=== Task objective ===
Please copy out the whole text on the new resilient nexthop group messages word for word.

=== Text ===

━━━━━━

From: Ido Schimmel <idosch@nvidia.com>

- RTM_NEWNEXTHOP et.al. that handle resilient groups will have a new nested
  attribute, NHA_RES_GROUP, whose elements are attributes NHA_RES_GROUP_*.

- RTM_NEWNEXTHOPBUCKET et.al. is a suite of new messages that will
  currently serve only for dumping of individual buckets of resilient next
  hop groups. For nexthop group buckets, these messages will carry a nested
  attribute NHA_RES_BUCKET, whose elements are attributes NHA_RES_BUCKET_*.

  There are several reasons why a new suite of messages is created for
  nexthop buckets instead of overloading the information on the existing
  RTM_{NEW,DEL,GET}NEXTHOP messages.

  First, a nexthop group can contain a large number of nexthop buckets (4k
  is not unheard of). This imposes limits on the amount of information that
  can be encoded for each nexthop bucket given a netlink message is limited
  to 64k bytes.

━━━━━━

=== Material supplied ===
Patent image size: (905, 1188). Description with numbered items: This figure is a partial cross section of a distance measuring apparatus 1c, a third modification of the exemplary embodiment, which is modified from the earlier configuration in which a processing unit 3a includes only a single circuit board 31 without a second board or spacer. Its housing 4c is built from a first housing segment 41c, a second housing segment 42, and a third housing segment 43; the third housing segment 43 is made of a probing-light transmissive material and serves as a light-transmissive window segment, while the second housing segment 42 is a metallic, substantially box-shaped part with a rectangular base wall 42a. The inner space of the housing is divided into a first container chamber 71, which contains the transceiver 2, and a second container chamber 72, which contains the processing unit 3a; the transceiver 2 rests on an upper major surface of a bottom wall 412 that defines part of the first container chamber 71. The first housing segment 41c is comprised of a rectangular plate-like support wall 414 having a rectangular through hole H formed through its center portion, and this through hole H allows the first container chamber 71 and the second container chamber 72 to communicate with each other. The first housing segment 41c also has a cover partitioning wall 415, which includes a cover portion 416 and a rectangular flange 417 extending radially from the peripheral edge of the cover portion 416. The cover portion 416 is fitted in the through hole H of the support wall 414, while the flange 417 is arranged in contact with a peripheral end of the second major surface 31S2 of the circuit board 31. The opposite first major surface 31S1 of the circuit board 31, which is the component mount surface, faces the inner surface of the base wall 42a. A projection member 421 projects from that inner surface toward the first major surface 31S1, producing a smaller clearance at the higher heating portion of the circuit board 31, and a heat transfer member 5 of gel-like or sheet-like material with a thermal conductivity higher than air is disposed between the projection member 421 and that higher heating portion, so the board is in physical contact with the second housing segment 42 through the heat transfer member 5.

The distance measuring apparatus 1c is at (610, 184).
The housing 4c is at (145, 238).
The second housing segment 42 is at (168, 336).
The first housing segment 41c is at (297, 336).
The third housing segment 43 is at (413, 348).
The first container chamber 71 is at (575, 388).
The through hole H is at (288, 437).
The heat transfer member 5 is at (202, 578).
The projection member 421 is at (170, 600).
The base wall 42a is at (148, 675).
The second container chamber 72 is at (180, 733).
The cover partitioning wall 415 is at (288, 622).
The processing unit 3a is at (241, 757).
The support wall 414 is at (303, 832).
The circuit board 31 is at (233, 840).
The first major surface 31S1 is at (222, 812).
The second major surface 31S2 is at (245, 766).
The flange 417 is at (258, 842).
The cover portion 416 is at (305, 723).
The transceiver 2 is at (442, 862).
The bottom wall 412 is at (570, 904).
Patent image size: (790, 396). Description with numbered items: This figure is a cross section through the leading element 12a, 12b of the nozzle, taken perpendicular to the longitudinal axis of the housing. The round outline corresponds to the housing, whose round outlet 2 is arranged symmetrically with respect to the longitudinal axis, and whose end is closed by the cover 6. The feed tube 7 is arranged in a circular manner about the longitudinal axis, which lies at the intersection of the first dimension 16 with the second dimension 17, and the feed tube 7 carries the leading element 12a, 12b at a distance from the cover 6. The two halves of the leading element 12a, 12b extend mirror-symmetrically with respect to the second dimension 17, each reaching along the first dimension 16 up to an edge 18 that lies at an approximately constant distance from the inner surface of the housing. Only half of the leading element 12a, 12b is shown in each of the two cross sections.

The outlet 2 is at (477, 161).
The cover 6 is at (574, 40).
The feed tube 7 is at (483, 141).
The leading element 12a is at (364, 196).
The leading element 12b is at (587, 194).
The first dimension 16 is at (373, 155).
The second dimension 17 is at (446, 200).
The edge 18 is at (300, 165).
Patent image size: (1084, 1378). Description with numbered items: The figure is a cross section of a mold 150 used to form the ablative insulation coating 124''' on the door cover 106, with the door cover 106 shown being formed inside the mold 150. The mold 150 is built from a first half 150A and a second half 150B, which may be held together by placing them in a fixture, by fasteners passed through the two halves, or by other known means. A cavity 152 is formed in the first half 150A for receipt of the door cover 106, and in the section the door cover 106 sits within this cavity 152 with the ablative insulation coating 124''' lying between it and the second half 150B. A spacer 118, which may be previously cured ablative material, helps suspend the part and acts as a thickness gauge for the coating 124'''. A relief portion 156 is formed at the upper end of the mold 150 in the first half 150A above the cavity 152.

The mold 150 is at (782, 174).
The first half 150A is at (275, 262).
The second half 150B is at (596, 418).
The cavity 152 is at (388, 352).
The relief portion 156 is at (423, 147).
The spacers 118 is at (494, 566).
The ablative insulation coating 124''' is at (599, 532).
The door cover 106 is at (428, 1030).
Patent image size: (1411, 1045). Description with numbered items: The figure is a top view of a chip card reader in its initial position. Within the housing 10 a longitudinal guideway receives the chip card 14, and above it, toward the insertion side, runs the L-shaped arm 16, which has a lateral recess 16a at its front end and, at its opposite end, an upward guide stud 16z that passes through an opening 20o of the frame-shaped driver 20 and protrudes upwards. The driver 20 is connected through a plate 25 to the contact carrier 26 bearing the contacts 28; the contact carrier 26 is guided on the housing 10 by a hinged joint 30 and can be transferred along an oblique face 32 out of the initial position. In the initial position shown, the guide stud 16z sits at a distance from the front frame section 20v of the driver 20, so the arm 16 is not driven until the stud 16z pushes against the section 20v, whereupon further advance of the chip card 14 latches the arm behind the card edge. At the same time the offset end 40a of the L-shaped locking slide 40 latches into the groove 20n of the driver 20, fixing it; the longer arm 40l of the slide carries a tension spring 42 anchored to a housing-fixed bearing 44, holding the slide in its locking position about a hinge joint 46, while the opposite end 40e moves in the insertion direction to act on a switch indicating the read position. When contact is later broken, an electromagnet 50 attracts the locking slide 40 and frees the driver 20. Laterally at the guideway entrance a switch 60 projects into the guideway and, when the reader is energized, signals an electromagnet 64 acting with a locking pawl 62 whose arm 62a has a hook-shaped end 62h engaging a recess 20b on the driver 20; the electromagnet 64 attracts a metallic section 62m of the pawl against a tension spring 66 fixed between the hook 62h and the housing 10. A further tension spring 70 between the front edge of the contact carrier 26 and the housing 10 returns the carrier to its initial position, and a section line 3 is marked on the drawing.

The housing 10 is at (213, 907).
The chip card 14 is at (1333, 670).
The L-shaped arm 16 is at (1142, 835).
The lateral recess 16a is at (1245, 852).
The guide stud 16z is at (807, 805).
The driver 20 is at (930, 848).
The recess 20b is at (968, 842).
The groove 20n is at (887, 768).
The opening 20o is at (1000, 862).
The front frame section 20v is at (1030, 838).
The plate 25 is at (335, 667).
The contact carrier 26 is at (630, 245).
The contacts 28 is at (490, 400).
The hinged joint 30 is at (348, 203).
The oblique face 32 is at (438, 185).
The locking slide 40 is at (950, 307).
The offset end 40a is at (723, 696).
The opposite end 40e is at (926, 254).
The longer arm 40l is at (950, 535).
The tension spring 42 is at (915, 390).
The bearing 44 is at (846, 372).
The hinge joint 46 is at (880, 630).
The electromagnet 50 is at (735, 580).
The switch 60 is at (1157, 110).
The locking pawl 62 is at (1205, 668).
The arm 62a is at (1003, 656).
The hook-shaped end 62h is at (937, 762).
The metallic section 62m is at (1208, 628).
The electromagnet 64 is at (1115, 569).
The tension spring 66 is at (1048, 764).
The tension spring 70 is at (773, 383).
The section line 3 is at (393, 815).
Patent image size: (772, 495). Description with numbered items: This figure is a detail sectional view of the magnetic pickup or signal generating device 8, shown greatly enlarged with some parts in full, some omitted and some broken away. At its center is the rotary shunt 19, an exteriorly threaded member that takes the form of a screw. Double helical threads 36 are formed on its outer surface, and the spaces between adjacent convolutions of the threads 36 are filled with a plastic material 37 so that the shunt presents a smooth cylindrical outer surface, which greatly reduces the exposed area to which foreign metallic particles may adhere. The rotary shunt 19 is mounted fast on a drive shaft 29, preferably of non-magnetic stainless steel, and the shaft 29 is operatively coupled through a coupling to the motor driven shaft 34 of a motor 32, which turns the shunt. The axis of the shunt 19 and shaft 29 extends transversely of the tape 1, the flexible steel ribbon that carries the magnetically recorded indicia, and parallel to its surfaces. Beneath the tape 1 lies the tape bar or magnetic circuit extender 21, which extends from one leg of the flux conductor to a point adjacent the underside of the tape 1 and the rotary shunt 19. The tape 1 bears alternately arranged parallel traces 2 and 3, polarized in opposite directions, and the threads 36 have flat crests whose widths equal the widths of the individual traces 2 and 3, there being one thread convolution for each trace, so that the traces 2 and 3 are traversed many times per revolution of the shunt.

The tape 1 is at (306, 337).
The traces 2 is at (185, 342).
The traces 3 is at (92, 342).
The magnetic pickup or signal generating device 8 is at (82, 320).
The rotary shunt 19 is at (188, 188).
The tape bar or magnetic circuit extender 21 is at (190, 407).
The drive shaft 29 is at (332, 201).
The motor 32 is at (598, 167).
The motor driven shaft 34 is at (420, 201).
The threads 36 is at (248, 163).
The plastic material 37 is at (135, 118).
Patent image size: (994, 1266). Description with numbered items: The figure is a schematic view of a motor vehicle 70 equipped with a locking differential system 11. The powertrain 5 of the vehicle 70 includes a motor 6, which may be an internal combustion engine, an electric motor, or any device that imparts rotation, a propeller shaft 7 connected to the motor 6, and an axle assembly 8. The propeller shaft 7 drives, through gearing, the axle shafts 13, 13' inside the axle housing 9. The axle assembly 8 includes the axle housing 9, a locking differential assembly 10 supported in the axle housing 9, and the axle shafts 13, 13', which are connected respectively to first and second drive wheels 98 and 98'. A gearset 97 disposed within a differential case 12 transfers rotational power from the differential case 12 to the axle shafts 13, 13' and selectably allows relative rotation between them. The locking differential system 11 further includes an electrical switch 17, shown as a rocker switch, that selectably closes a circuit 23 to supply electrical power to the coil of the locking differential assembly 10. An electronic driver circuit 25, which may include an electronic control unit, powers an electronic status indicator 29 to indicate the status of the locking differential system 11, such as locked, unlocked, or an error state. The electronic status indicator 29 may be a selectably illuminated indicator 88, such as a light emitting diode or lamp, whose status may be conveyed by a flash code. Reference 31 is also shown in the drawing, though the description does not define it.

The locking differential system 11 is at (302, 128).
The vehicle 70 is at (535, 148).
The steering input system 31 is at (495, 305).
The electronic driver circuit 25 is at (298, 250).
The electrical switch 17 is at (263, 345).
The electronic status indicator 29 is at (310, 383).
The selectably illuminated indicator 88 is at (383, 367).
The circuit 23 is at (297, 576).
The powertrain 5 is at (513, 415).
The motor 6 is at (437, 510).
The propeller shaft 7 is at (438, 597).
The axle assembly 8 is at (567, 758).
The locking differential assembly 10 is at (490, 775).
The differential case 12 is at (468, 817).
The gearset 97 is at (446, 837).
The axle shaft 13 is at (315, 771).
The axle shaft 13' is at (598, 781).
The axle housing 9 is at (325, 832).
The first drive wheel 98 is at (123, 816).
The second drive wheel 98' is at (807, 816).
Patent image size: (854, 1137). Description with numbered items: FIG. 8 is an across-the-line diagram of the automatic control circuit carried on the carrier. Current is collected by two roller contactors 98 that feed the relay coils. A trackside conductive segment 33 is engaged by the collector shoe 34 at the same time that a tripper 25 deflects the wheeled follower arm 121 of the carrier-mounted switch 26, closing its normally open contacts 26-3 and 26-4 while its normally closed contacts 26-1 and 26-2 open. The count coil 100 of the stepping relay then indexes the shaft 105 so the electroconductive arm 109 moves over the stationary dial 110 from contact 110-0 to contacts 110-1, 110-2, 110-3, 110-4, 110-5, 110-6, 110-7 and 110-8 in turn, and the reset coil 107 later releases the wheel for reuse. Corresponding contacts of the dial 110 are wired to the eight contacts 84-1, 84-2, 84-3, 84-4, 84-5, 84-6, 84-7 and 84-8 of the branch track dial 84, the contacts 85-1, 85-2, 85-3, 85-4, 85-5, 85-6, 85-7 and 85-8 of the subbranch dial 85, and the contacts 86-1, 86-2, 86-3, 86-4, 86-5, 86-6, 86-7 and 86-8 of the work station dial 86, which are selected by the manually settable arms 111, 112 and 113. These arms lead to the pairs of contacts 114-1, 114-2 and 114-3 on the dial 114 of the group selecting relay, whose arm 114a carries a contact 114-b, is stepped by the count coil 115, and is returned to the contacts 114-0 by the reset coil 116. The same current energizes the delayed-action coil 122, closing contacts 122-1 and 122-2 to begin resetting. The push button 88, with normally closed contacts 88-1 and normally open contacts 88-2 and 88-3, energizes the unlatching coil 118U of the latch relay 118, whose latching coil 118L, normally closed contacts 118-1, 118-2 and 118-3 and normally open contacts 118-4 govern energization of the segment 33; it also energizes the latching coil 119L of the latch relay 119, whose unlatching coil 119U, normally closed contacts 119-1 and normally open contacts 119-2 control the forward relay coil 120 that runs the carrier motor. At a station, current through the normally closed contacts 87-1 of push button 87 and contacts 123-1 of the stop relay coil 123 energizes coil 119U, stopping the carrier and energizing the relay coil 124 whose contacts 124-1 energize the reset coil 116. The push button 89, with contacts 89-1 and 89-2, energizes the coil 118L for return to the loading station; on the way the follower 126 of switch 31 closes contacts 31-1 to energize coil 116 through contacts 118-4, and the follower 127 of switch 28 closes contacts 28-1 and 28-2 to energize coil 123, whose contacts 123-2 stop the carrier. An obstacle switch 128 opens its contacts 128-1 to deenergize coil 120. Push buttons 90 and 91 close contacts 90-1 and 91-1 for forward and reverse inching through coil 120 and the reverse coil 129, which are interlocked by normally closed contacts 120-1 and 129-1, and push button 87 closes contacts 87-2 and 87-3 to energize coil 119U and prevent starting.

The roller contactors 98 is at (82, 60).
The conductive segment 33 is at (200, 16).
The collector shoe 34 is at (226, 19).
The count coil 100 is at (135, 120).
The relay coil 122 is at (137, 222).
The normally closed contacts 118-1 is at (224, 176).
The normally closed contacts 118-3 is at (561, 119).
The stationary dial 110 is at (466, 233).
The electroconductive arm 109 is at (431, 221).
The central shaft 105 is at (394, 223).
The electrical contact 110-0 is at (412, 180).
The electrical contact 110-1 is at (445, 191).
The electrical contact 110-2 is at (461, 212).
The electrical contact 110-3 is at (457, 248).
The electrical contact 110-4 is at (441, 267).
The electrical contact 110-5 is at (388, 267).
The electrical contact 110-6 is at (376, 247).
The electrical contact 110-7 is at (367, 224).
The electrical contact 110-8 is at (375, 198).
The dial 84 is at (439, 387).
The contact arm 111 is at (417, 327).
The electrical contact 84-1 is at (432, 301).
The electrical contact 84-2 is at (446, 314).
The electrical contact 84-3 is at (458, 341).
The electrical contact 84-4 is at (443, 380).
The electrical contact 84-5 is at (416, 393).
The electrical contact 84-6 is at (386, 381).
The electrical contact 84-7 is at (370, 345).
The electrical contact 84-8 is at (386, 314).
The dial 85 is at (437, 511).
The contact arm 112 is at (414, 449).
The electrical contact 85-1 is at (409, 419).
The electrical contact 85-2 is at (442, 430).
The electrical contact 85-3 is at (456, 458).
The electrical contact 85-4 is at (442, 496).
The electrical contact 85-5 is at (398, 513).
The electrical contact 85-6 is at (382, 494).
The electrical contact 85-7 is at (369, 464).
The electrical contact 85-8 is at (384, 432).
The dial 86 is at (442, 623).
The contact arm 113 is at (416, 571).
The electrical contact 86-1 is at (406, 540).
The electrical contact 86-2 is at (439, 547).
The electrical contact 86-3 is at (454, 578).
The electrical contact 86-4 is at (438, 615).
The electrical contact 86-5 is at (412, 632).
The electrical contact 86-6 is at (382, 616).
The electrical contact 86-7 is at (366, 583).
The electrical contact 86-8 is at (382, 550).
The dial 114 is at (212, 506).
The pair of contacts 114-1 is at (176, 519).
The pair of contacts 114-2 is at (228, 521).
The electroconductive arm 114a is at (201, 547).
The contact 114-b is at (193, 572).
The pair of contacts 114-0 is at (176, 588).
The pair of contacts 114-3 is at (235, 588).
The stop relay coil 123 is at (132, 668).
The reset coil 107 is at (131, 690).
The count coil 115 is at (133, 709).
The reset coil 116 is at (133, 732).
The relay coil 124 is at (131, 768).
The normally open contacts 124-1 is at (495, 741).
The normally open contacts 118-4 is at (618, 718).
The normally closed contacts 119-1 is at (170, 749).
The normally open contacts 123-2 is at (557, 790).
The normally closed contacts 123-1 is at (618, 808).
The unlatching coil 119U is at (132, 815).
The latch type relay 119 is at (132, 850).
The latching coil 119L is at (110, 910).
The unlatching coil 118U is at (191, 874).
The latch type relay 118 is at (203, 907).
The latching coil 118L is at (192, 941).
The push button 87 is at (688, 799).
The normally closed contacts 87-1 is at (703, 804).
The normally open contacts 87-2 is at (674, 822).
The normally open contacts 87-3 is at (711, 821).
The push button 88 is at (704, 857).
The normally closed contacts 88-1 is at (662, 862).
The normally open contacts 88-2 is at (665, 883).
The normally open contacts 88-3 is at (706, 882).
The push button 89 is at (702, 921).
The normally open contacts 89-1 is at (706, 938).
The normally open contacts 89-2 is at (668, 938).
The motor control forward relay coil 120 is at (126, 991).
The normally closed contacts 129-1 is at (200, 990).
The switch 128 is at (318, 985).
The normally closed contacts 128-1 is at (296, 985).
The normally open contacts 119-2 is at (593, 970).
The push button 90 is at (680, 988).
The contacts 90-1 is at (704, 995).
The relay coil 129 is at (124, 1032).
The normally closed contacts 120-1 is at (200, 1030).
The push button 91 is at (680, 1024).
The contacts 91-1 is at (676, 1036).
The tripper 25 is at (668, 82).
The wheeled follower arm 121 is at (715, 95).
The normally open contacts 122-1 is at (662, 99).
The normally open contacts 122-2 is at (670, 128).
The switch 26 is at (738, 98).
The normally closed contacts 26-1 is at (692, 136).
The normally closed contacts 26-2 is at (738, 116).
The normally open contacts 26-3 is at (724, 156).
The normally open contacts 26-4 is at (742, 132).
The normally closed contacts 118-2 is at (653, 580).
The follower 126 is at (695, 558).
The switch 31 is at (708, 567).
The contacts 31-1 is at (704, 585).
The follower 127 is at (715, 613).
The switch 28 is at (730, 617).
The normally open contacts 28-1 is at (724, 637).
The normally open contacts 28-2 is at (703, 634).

━━━━━━

=== In response ===
From: Ido Schimmel <idosch@nvidia.com>

- RTM_NEWNEXTHOP et.al. that handle resilient groups will have a new nested
  attribute, NHA_RES_GROUP, whose elements are attributes NHA_RES_GROUP_*.

- RTM_NEWNEXTHOPBUCKET et.al. is a suite of new messages that will
  currently serve only for dumping of individual buckets of resilient next
  hop groups. For nexthop group buckets, these messages will carry a nested
  attribute NHA_RES_BUCKET, whose elements are attributes NHA_RES_BUCKET_*.

  There are several reasons why a new suite of messages is created for
  nexthop buckets instead of overloading the information on the existing
  RTM_{NEW,DEL,GET}NEXTHOP messages.

  First, a nexthop group can contain a large number of nexthop buckets (4k
  is not unheard of). This imposes limits on the amount of information that
  can be encoded for each nexthop bucket given a netlink message is limited
  to 64k bytes.